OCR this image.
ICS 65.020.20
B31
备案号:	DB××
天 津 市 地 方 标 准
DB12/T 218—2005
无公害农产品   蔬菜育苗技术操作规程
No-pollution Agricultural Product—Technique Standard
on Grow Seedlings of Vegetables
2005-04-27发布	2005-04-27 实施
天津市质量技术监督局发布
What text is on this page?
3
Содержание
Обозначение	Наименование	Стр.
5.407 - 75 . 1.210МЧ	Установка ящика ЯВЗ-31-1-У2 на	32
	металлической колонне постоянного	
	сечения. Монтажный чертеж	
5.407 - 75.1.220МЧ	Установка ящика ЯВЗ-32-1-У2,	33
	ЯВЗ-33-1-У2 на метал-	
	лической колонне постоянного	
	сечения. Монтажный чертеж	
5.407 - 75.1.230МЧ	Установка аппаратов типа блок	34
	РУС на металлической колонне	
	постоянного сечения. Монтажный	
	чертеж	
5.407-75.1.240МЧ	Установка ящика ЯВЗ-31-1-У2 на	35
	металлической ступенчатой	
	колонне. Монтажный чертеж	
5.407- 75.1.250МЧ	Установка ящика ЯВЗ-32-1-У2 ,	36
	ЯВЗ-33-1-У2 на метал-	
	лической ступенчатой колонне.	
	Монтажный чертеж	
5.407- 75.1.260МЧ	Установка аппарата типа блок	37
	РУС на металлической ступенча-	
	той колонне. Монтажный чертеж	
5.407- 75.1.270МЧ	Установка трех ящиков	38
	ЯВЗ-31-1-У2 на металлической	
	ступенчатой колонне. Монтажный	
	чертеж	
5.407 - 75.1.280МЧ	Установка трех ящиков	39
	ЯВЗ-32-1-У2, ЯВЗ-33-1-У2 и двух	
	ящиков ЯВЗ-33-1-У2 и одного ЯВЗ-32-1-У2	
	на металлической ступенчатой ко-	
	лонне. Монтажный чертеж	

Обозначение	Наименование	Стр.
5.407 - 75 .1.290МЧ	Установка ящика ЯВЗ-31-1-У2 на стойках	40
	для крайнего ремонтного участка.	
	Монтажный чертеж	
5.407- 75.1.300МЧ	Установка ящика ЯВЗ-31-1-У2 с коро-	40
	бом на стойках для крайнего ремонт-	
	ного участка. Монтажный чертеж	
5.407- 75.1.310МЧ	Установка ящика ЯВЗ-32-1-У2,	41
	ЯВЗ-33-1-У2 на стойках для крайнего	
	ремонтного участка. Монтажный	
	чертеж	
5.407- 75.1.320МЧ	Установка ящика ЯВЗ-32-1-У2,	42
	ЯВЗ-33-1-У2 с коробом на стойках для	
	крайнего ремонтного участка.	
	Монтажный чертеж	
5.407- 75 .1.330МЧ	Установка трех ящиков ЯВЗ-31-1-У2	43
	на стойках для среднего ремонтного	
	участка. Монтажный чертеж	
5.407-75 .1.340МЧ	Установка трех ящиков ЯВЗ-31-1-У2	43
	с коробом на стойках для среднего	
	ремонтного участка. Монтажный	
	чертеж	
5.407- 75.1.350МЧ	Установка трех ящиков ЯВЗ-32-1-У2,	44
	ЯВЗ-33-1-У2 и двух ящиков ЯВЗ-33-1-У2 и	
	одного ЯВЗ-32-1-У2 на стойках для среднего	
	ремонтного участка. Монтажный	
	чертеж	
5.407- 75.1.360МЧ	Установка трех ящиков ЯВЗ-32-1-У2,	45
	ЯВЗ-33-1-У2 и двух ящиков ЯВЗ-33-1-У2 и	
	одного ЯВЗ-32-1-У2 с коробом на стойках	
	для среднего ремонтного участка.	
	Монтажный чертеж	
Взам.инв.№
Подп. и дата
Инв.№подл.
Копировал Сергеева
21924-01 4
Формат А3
════════
[THE PROBLEM] Output each record exactly, leaving nothing out.

[SOLUTION FOR THIS EXERCISE]
OCR this image.
ICS 65.020.20
B31
备案号:	DB××
天 津 市 地 方 标 准
DB12/T 218—2005
无公害农产品   蔬菜育苗技术操作规程
No-pollution Agricultural Product—Technique Standard
on Grow Seedlings of Vegetables
2005-04-27发布	2005-04-27 实施
天津市质量技术监督局发布
What text is on this page?
3
Содержание
Обозначение	Наименование	Стр.
5.407 - 75 . 1.210МЧ	Установка ящика ЯВЗ-31-1-У2 на	32
	металлической колонне постоянного	
	сечения. Монтажный чертеж	
5.407 - 75.1.220МЧ	Установка ящика ЯВЗ-32-1-У2,	33
	ЯВЗ-33-1-У2 на метал-	
	лической колонне постоянного	
	сечения. Монтажный чертеж	
5.407 - 75.1.230МЧ	Установка аппаратов типа блок	34
	РУС на металлической колонне	
	постоянного сечения. Монтажный	
	чертеж	
5.407-75.1.240МЧ	Установка ящика ЯВЗ-31-1-У2 на	35
	металлической ступенчатой	
	колонне. Монтажный чертеж	
5.407- 75.1.250МЧ	Установка ящика ЯВЗ-32-1-У2 ,	36
	ЯВЗ-33-1-У2 на метал-	
	лической ступенчатой колонне.	
	Монтажный чертеж	
5.407- 75.1.260МЧ	Установка аппарата типа блок	37
	РУС на металлической ступенча-	
	той колонне. Монтажный чертеж	
5.407- 75.1.270МЧ	Установка трех ящиков	38
	ЯВЗ-31-1-У2 на металлической	
	ступенчатой колонне. Монтажный	
	чертеж	
5.407 - 75.1.280МЧ	Установка трех ящиков	39
	ЯВЗ-32-1-У2, ЯВЗ-33-1-У2 и двух	
	ящиков ЯВЗ-33-1-У2 и одного ЯВЗ-32-1-У2	
	на металлической ступенчатой ко-	
	лонне. Монтажный чертеж	

Обозначение	Наименование	Стр.
5.407 - 75 .1.290МЧ	Установка ящика ЯВЗ-31-1-У2 на стойках	40
	для крайнего ремонтного участка.	
	Монтажный чертеж	
5.407- 75.1.300МЧ	Установка ящика ЯВЗ-31-1-У2 с коро-	40
	бом на стойках для крайнего ремонт-	
	ного участка. Монтажный чертеж	
5.407- 75.1.310МЧ	Установка ящика ЯВЗ-32-1-У2,	41
	ЯВЗ-33-1-У2 на стойках для крайнего	
	ремонтного участка. Монтажный	
	чертеж	
5.407- 75.1.320МЧ	Установка ящика ЯВЗ-32-1-У2,	42
	ЯВЗ-33-1-У2 с коробом на стойках для	
	крайнего ремонтного участка.	
	Монтажный чертеж	
5.407- 75 .1.330МЧ	Установка трех ящиков ЯВЗ-31-1-У2	43
	на стойках для среднего ремонтного	
	участка. Монтажный чертеж	
5.407-75 .1.340МЧ	Установка трех ящиков ЯВЗ-31-1-У2	43
	с коробом на стойках для среднего	
	ремонтного участка. Монтажный	
	чертеж	
5.407- 75.1.350МЧ	Установка трех ящиков ЯВЗ-32-1-У2,	44
	ЯВЗ-33-1-У2 и двух ящиков ЯВЗ-33-1-У2 и	
	одного ЯВЗ-32-1-У2 на стойках для среднего	
	ремонтного участка. Монтажный	
	чертеж	
5.407- 75.1.360МЧ	Установка трех ящиков ЯВЗ-32-1-У2,	45
	ЯВЗ-33-1-У2 и двух ящиков ЯВЗ-33-1-У2 и	
	одного ЯВЗ-32-1-У2 с коробом на стойках	
	для среднего ремонтного участка.	
	Монтажный чертеж	
Взам.инв.№
Подп. и дата
Инв.№подл.
Копировал Сергеева
21924-01 4
Формат А3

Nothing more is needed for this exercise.